Records for this task:
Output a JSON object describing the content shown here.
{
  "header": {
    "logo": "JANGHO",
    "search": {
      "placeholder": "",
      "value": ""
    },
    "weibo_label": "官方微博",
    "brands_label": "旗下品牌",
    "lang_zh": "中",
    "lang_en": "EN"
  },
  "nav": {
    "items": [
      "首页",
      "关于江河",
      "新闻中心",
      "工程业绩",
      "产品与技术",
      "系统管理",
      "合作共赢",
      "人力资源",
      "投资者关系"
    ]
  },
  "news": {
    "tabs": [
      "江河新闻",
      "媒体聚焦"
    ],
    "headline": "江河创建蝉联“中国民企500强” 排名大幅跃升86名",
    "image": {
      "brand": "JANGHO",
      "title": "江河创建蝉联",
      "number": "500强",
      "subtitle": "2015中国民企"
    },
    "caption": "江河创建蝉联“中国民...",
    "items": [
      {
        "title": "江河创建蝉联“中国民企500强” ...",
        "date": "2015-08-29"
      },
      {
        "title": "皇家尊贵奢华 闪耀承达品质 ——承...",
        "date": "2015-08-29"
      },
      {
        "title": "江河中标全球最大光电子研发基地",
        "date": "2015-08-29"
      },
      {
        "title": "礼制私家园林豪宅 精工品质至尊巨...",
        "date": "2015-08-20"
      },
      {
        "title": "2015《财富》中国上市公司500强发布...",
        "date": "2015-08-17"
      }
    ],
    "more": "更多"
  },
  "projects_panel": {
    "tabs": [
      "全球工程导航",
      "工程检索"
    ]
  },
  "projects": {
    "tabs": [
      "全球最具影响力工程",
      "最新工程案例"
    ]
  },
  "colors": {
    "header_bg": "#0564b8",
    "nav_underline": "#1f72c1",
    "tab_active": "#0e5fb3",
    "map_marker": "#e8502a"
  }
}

What is expected: Copy out all of the data exactly, leaving nothing out.

Reply:
Output a JSON object describing the content shown here.
{
  "header": {
    "logo": "JANGHO",
    "search": {
      "placeholder": "",
      "value": ""
    },
    "weibo_label": "官方微博",
    "brands_label": "旗下品牌",
    "lang_zh": "中",
    "lang_en": "EN"
  },
  "nav": {
    "items": [
      "首页",
      "关于江河",
      "新闻中心",
      "工程业绩",
      "产品与技术",
      "系统管理",
      "合作共赢",
      "人力资源",
      "投资者关系"
    ]
  },
  "news": {
    "tabs": [
      "江河新闻",
      "媒体聚焦"
    ],
    "headline": "江河创建蝉联“中国民企500强” 排名大幅跃升86名",
    "image": {
      "brand": "JANGHO",
      "title": "江河创建蝉联",
      "number": "500强",
      "subtitle": "2015中国民企"
    },
    "caption": "江河创建蝉联“中国民...",
    "items": [
      {
        "title": "江河创建蝉联“中国民企500强” ...",
        "date": "2015-08-29"
      },
      {
        "title": "皇家尊贵奢华 闪耀承达品质 ——承...",
        "date": "2015-08-29"
      },
      {
        "title": "江河中标全球最大光电子研发基地",
        "date": "2015-08-29"
      },
      {
        "title": "礼制私家园林豪宅 精工品质至尊巨...",
        "date": "2015-08-20"
      },
      {
        "title": "2015《财富》中国上市公司500强发布...",
        "date": "2015-08-17"
      }
    ],
    "more": "更多"
  },
  "projects_panel": {
    "tabs": [
      "全球工程导航",
      "工程检索"
    ]
  },
  "projects": {
    "tabs": [
      "全球最具影响力工程",
      "最新工程案例"
    ]
  },
  "colors": {
    "header_bg": "#0564b8",
    "nav_underline": "#1f72c1",
    "tab_active": "#0e5fb3",
    "map_marker": "#e8502a"
  }
}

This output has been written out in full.